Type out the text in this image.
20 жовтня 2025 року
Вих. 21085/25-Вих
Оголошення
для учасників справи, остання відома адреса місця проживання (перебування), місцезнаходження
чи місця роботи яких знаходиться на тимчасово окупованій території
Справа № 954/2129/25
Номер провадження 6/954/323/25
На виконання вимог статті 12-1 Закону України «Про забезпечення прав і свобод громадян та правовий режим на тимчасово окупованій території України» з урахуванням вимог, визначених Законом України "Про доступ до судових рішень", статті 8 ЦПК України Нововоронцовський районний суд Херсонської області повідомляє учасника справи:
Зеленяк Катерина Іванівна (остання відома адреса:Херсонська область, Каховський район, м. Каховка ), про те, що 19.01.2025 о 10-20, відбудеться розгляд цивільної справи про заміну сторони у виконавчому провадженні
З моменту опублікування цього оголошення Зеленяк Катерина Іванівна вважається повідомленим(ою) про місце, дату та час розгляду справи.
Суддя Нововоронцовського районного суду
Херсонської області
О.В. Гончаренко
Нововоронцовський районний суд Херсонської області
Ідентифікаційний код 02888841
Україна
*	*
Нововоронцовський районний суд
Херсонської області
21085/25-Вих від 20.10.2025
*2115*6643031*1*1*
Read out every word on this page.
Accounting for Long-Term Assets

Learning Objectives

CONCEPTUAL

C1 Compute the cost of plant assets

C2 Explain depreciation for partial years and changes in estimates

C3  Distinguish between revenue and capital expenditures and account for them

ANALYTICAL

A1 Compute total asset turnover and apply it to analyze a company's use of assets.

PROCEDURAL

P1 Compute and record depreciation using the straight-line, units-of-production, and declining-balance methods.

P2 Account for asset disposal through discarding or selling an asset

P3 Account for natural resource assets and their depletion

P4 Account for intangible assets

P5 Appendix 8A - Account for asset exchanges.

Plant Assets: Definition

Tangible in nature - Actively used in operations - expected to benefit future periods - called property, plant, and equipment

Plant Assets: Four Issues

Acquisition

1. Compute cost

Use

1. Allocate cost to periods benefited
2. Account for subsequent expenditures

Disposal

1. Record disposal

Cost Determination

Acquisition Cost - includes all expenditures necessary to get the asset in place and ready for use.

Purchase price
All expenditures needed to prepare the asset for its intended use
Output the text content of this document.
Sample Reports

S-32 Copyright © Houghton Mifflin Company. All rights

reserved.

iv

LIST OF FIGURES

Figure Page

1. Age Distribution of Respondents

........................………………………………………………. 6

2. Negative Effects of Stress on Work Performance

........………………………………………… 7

Your objective: What is the number of lines in the records that contain the string "Нововоронцовський"? Give only that number.

Output for this task: 3